▶ **Instructions for the task**: Check every line of the entries that follow, and copy the ones containing "JSON".

▶ **Stored rows**:
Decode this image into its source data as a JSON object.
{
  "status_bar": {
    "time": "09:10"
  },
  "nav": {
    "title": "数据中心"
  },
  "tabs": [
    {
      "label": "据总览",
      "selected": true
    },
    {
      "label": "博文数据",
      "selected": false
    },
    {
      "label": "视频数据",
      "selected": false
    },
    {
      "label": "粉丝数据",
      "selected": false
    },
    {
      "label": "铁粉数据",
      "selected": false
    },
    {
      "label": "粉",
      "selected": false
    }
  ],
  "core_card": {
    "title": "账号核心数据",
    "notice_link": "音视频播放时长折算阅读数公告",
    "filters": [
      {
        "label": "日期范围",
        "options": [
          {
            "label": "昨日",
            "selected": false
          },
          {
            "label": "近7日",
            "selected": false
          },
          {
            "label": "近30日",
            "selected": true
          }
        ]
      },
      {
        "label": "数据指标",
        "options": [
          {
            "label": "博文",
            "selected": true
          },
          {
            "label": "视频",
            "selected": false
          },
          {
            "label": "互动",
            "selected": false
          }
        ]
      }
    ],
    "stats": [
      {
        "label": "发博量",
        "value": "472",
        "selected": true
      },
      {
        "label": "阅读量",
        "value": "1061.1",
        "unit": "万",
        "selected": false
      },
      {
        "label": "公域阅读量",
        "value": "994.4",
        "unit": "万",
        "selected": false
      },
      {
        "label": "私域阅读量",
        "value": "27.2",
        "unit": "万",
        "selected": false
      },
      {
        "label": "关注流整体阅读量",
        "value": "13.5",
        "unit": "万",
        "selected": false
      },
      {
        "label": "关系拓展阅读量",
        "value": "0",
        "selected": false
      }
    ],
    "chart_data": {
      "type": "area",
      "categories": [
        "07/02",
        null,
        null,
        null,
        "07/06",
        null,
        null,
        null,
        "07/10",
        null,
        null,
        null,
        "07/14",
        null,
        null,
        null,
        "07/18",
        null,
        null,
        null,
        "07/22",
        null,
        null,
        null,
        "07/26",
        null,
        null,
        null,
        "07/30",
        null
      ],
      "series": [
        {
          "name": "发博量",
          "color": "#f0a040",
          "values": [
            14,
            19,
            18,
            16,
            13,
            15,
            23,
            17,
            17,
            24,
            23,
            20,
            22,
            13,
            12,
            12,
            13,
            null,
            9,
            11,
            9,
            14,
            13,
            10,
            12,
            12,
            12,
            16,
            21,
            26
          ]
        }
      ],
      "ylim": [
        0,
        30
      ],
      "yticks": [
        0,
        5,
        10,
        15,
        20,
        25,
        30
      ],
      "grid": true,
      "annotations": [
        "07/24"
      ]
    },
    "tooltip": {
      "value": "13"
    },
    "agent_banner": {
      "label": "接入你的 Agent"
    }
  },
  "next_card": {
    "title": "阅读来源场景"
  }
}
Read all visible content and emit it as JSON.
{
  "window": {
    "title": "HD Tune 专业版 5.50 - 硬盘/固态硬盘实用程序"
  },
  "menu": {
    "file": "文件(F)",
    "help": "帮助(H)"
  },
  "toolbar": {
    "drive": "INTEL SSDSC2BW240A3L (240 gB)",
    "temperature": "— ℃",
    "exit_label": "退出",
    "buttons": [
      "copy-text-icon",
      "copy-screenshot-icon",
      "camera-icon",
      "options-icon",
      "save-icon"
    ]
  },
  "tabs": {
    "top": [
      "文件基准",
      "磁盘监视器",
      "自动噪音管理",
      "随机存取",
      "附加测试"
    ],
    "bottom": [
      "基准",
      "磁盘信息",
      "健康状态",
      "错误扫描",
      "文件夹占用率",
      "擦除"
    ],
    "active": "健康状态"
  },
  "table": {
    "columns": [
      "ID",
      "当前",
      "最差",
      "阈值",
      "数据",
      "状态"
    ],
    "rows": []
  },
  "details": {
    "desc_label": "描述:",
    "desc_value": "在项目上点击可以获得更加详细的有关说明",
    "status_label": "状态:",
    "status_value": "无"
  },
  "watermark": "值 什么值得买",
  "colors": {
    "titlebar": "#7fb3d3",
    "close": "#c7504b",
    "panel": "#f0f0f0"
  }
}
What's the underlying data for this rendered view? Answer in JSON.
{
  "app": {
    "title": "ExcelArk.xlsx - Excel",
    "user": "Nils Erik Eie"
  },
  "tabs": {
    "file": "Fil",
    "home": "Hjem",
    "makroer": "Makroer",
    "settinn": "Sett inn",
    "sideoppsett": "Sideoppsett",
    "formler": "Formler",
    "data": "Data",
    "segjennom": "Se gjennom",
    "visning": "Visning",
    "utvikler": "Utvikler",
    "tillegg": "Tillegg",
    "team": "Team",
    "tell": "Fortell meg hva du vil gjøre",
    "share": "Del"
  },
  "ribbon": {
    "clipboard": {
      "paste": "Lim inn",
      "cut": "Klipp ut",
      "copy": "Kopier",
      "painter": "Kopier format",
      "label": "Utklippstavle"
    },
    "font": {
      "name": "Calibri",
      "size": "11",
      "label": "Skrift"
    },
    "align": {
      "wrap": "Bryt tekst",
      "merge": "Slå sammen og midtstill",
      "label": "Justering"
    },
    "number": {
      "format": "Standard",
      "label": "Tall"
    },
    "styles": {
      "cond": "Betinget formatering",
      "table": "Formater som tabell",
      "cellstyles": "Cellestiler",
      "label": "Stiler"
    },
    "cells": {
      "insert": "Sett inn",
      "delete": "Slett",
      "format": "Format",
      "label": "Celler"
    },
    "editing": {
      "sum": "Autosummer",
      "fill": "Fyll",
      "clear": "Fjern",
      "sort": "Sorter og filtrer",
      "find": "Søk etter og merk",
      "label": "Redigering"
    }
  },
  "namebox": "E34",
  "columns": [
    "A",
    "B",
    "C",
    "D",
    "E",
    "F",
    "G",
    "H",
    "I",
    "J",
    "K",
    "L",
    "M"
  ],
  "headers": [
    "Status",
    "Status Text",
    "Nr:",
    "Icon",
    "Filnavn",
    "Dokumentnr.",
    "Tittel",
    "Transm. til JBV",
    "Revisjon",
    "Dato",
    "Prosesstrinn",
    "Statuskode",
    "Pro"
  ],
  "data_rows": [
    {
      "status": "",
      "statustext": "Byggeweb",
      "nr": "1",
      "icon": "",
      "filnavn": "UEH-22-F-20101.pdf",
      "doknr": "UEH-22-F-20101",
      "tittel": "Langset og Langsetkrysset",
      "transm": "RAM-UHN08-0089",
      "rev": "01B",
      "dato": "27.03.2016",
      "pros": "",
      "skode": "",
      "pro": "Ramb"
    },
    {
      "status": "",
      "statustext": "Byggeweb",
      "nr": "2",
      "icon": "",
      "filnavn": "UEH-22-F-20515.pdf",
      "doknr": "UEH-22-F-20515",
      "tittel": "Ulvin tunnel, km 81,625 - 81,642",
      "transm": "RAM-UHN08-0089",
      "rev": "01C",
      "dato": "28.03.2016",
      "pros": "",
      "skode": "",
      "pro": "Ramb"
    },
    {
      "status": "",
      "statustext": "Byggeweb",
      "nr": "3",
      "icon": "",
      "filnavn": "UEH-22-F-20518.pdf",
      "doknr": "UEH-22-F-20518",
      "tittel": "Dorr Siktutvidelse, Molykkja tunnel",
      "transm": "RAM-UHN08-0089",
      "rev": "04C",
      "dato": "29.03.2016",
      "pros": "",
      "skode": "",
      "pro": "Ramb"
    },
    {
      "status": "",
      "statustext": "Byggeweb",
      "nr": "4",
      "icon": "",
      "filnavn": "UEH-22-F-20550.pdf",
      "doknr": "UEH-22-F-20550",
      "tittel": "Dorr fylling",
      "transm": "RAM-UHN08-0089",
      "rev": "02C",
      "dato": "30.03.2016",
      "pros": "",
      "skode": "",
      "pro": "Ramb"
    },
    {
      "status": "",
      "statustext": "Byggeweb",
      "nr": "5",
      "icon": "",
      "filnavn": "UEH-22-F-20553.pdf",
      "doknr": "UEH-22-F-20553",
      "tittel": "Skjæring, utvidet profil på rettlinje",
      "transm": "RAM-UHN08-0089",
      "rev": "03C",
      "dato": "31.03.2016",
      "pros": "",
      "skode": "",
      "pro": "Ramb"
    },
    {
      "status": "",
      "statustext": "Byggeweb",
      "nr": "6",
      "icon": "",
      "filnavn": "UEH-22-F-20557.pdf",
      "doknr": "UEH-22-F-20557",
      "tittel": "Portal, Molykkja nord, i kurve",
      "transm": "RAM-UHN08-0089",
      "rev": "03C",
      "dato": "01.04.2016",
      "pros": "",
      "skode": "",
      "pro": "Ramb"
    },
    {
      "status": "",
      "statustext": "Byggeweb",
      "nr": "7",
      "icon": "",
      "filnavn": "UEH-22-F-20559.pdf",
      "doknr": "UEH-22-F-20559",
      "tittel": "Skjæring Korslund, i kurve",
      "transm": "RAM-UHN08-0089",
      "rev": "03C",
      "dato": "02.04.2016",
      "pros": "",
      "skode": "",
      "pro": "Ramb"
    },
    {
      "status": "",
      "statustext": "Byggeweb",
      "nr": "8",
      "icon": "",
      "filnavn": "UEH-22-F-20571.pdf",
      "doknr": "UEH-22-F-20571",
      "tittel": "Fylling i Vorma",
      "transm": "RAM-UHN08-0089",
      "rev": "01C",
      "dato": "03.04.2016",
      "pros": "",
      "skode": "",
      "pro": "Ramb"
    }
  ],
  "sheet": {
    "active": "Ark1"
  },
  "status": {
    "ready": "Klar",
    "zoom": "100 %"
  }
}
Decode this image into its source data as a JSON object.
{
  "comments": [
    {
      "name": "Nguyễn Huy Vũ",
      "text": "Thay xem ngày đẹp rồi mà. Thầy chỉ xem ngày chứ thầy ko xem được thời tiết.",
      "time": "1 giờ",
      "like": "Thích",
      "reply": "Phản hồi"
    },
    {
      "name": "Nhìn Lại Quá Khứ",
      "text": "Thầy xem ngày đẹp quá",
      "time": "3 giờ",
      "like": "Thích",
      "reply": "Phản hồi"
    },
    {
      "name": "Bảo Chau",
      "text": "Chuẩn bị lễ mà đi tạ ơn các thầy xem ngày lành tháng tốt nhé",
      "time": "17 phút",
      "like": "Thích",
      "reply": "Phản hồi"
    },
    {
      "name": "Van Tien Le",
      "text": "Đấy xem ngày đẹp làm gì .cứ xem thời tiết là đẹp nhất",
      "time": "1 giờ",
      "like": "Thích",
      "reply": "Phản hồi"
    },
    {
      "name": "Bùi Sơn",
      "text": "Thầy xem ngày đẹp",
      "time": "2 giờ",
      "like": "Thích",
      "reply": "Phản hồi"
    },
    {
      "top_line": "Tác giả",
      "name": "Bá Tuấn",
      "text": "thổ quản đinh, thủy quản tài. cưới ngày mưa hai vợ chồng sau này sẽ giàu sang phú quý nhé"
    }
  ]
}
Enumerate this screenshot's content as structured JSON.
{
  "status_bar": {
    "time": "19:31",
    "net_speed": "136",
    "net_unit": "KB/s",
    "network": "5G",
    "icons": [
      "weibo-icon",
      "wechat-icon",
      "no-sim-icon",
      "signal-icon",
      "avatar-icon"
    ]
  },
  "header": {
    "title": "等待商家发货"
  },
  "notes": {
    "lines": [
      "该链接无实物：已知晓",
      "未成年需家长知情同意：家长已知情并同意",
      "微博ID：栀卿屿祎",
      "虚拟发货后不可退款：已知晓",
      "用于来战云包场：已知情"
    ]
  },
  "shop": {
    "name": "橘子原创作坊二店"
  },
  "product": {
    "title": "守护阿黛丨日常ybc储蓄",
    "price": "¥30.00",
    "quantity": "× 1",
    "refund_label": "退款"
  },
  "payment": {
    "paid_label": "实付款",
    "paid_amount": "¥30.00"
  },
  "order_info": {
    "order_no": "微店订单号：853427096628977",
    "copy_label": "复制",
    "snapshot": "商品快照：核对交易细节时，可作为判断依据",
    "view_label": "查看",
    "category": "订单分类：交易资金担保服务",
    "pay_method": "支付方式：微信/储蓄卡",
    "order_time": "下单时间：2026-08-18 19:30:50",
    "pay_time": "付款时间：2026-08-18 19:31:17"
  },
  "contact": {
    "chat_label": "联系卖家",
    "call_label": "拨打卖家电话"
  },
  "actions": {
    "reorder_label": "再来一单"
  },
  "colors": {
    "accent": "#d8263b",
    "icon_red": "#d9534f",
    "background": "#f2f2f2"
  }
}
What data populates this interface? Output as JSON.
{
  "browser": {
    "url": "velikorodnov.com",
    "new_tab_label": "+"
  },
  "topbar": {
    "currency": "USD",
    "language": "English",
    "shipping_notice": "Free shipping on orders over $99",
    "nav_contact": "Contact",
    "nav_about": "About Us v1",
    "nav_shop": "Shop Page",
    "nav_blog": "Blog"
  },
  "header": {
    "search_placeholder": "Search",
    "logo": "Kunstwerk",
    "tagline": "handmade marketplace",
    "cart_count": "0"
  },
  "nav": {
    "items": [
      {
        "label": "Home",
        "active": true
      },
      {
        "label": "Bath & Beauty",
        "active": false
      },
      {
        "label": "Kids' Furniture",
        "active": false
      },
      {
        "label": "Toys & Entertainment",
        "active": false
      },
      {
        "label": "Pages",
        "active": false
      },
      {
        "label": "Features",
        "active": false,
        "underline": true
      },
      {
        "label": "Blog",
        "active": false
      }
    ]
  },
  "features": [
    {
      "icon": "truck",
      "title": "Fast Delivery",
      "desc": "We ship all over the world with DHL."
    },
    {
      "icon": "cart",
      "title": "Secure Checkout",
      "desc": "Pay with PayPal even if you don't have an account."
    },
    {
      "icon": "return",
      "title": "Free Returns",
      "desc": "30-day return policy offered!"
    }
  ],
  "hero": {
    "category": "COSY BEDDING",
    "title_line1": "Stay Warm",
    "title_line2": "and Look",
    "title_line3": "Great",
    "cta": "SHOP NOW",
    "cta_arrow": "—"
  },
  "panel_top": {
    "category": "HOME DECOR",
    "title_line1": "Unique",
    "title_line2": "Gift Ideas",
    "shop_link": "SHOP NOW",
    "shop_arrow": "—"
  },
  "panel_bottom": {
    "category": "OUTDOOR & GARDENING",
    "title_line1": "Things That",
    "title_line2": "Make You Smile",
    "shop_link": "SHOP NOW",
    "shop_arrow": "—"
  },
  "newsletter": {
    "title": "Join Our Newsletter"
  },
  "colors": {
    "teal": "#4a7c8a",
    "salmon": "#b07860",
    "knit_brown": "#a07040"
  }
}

▶ **Solved exercise**:
Decode this image into its source data as a JSON object.
Read all visible content and emit it as JSON.
What's the underlying data for this rendered view? Answer in JSON.
Decode this image into its source data as a JSON object.
Enumerate this screenshot's content as structured JSON.
What data populates this interface? Output as JSON.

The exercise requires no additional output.